EXERCISE OBJECTIVE
Please give the listing again, word for word, with nothing left out.

/---

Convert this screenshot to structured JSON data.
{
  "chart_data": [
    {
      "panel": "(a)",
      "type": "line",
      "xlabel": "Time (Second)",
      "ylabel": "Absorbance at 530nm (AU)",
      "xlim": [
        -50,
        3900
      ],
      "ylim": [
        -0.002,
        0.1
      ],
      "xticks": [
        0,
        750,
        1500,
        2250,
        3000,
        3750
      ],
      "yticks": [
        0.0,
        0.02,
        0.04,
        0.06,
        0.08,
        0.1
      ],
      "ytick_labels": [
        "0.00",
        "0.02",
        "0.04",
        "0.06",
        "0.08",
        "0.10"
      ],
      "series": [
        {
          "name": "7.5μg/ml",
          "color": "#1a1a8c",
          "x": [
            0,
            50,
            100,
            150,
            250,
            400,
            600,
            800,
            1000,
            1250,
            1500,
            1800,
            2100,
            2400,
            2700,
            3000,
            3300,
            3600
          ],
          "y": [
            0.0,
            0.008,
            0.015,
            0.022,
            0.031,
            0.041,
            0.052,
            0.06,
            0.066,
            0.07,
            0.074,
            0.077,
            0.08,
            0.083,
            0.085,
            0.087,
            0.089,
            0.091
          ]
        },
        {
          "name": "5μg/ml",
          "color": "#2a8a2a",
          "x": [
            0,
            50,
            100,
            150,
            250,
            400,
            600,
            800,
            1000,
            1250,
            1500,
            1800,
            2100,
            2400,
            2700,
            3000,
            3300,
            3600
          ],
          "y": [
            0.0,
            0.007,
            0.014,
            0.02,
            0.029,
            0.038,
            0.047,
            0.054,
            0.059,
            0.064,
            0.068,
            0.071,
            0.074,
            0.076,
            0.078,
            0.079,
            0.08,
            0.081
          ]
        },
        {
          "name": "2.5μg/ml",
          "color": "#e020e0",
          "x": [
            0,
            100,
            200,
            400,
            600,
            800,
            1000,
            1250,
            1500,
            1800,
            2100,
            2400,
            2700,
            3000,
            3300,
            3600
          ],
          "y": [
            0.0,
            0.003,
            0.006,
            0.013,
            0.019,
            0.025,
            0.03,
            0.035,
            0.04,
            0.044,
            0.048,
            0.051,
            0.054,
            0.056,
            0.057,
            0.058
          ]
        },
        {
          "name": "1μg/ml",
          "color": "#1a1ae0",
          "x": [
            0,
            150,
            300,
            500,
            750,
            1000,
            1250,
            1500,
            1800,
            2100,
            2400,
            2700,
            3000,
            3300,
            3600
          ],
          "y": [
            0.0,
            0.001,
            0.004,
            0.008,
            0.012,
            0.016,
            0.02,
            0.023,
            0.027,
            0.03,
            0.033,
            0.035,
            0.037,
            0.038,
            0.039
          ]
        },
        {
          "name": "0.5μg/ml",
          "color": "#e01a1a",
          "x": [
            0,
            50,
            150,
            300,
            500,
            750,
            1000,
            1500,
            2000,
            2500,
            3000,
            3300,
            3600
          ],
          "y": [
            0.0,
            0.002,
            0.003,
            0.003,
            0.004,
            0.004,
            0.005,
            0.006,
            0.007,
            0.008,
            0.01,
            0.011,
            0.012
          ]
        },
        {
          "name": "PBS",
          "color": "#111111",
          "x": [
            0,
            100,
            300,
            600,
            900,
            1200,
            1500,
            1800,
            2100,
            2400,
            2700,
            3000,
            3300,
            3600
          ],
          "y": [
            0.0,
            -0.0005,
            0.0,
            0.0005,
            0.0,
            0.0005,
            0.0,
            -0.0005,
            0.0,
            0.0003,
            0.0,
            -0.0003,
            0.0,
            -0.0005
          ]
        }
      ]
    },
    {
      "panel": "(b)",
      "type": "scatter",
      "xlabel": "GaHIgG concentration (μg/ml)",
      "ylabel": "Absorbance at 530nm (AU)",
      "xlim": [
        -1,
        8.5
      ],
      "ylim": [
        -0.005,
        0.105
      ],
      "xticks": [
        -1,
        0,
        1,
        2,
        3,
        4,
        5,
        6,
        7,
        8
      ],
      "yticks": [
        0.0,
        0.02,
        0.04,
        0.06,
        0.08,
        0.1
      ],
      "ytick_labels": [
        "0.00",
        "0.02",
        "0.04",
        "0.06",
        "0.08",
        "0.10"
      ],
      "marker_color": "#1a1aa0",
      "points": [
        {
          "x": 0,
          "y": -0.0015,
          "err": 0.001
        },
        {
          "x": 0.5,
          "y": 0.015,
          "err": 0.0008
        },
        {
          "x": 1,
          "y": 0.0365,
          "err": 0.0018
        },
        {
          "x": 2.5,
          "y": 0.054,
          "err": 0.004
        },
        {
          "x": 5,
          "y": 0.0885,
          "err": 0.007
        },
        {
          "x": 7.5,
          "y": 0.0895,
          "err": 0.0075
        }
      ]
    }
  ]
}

\---

THE OUTPUT
Convert this screenshot to structured JSON data.
{
  "chart_data": [
    {
      "panel": "(a)",
      "type": "line",
      "xlabel": "Time (Second)",
      "ylabel": "Absorbance at 530nm (AU)",
      "xlim": [
        -50,
        3900
      ],
      "ylim": [
        -0.002,
        0.1
      ],
      "xticks": [
        0,
        750,
        1500,
        2250,
        3000,
        3750
      ],
      "yticks": [
        0.0,
        0.02,
        0.04,
        0.06,
        0.08,
        0.1
      ],
      "ytick_labels": [
        "0.00",
        "0.02",
        "0.04",
        "0.06",
        "0.08",
        "0.10"
      ],
      "series": [
        {
          "name": "7.5μg/ml",
          "color": "#1a1a8c",
          "x": [
            0,
            50,
            100,
            150,
            250,
            400,
            600,
            800,
            1000,
            1250,
            1500,
            1800,
            2100,
            2400,
            2700,
            3000,
            3300,
            3600
          ],
          "y": [
            0.0,
            0.008,
            0.015,
            0.022,
            0.031,
            0.041,
            0.052,
            0.06,
            0.066,
            0.07,
            0.074,
            0.077,
            0.08,
            0.083,
            0.085,
            0.087,
            0.089,
            0.091
          ]
        },
        {
          "name": "5μg/ml",
          "color": "#2a8a2a",
          "x": [
            0,
            50,
            100,
            150,
            250,
            400,
            600,
            800,
            1000,
            1250,
            1500,
            1800,
            2100,
            2400,
            2700,
            3000,
            3300,
            3600
          ],
          "y": [
            0.0,
            0.007,
            0.014,
            0.02,
            0.029,
            0.038,
            0.047,
            0.054,
            0.059,
            0.064,
            0.068,
            0.071,
            0.074,
            0.076,
            0.078,
            0.079,
            0.08,
            0.081
          ]
        },
        {
          "name": "2.5μg/ml",
          "color": "#e020e0",
          "x": [
            0,
            100,
            200,
            400,
            600,
            800,
            1000,
            1250,
            1500,
            1800,
            2100,
            2400,
            2700,
            3000,
            3300,
            3600
          ],
          "y": [
            0.0,
            0.003,
            0.006,
            0.013,
            0.019,
            0.025,
            0.03,
            0.035,
            0.04,
            0.044,
            0.048,
            0.051,
            0.054,
            0.056,
            0.057,
            0.058
          ]
        },
        {
          "name": "1μg/ml",
          "color": "#1a1ae0",
          "x": [
            0,
            150,
            300,
            500,
            750,
            1000,
            1250,
            1500,
            1800,
            2100,
            2400,
            2700,
            3000,
            3300,
            3600
          ],
          "y": [
            0.0,
            0.001,
            0.004,
            0.008,
            0.012,
            0.016,
            0.02,
            0.023,
            0.027,
            0.03,
            0.033,
            0.035,
            0.037,
            0.038,
            0.039
          ]
        },
        {
          "name": "0.5μg/ml",
          "color": "#e01a1a",
          "x": [
            0,
            50,
            150,
            300,
            500,
            750,
            1000,
            1500,
            2000,
            2500,
            3000,
            3300,
            3600
          ],
          "y": [
            0.0,
            0.002,
            0.003,
            0.003,
            0.004,
            0.004,
            0.005,
            0.006,
            0.007,
            0.008,
            0.01,
            0.011,
            0.012
          ]
        },
        {
          "name": "PBS",
          "color": "#111111",
          "x": [
            0,
            100,
            300,
            600,
            900,
            1200,
            1500,
            1800,
            2100,
            2400,
            2700,
            3000,
            3300,
            3600
          ],
          "y": [
            0.0,
            -0.0005,
            0.0,
            0.0005,
            0.0,
            0.0005,
            0.0,
            -0.0005,
            0.0,
            0.0003,
            0.0,
            -0.0003,
            0.0,
            -0.0005
          ]
        }
      ]
    },
    {
      "panel": "(b)",
      "type": "scatter",
      "xlabel": "GaHIgG concentration (μg/ml)",
      "ylabel": "Absorbance at 530nm (AU)",
      "xlim": [
        -1,
        8.5
      ],
      "ylim": [
        -0.005,
        0.105
      ],
      "xticks": [
        -1,
        0,
        1,
        2,
        3,
        4,
        5,
        6,
        7,
        8
      ],
      "yticks": [
        0.0,
        0.02,
        0.04,
        0.06,
        0.08,
        0.1
      ],
      "ytick_labels": [
        "0.00",
        "0.02",
        "0.04",
        "0.06",
        "0.08",
        "0.10"
      ],
      "marker_color": "#1a1aa0",
      "points": [
        {
          "x": 0,
          "y": -0.0015,
          "err": 0.001
        },
        {
          "x": 0.5,
          "y": 0.015,
          "err": 0.0008
        },
        {
          "x": 1,
          "y": 0.0365,
          "err": 0.0018
        },
        {
          "x": 2.5,
          "y": 0.054,
          "err": 0.004
        },
        {
          "x": 5,
          "y": 0.0885,
          "err": 0.007
        },
        {
          "x": 7.5,
          "y": 0.0895,
          "err": 0.0075
        }
      ]
    }
  ]
}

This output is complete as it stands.